# PROVIDED ENTRIES

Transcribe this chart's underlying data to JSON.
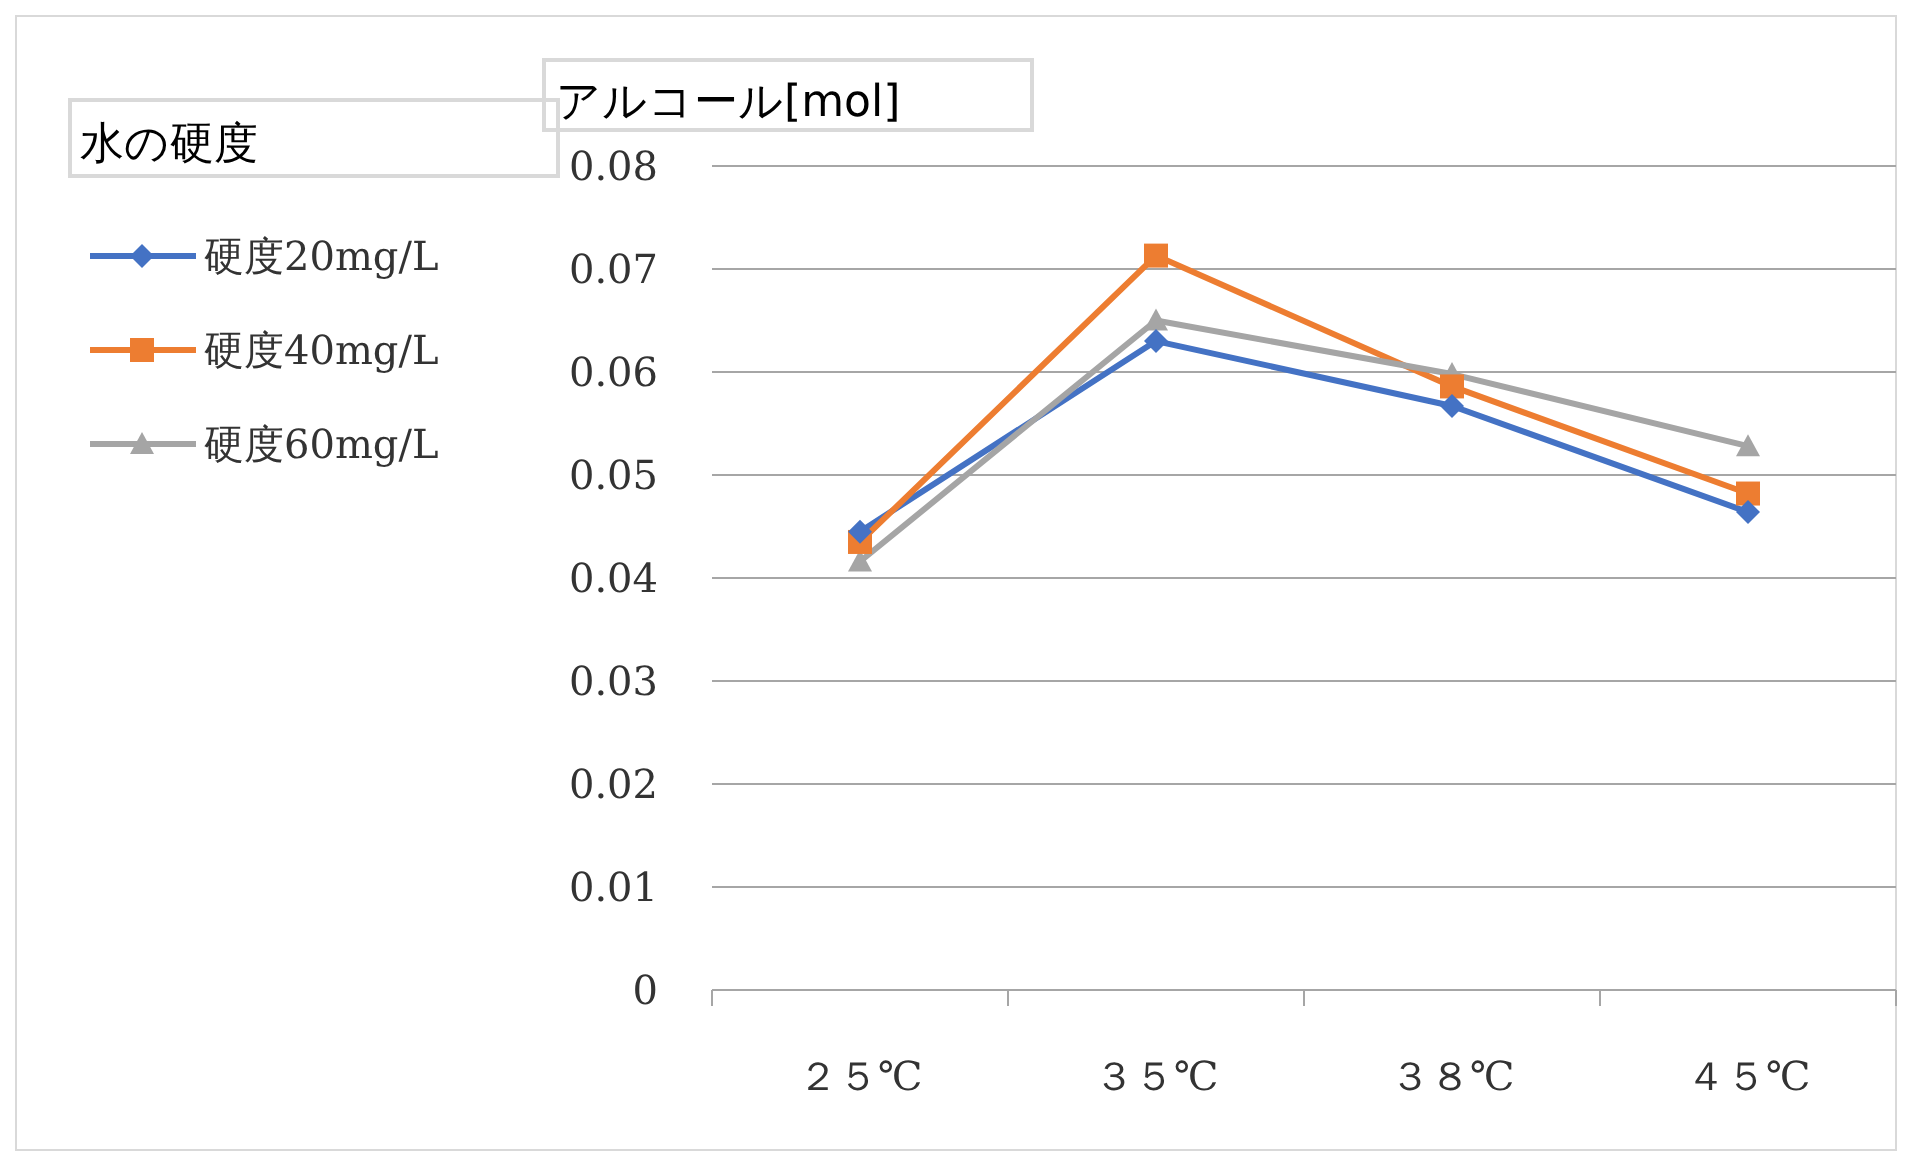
{
  "chart_data": {
    "type": "line",
    "ylabel": "アルコール[mol]",
    "legend_title": "水の硬度",
    "categories": [
      "２５℃",
      "３５℃",
      "３８℃",
      "４５℃"
    ],
    "series": [
      {
        "name": "硬度20mg/L",
        "color": "#4472c4",
        "marker": "diamond",
        "values": [
          0.0445,
          0.063,
          0.0567,
          0.0464
        ]
      },
      {
        "name": "硬度40mg/L",
        "color": "#ed7d31",
        "marker": "square",
        "values": [
          0.0435,
          0.0713,
          0.0586,
          0.0482
        ]
      },
      {
        "name": "硬度60mg/L",
        "color": "#a5a5a5",
        "marker": "triangle",
        "values": [
          0.0416,
          0.065,
          0.0598,
          0.0528
        ]
      }
    ],
    "ylim": [
      0,
      0.08
    ],
    "yticks": [
      {
        "value": 0,
        "label": "0"
      },
      {
        "value": 0.01,
        "label": "0.01"
      },
      {
        "value": 0.02,
        "label": "0.02"
      },
      {
        "value": 0.03,
        "label": "0.03"
      },
      {
        "value": 0.04,
        "label": "0.04"
      },
      {
        "value": 0.05,
        "label": "0.05"
      },
      {
        "value": 0.06,
        "label": "0.06"
      },
      {
        "value": 0.07,
        "label": "0.07"
      },
      {
        "value": 0.08,
        "label": "0.08"
      }
    ],
    "grid": "y",
    "legend": "left",
    "line_style": "solid"
  }
}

# INSTRUCTIONS TO FOLLOW
Gather from the entries above all lines that include the string "color".

# COMPLETED EXERCISE
        "color": "#4472c4",
        "color": "#ed7d31",
        "color": "#a5a5a5",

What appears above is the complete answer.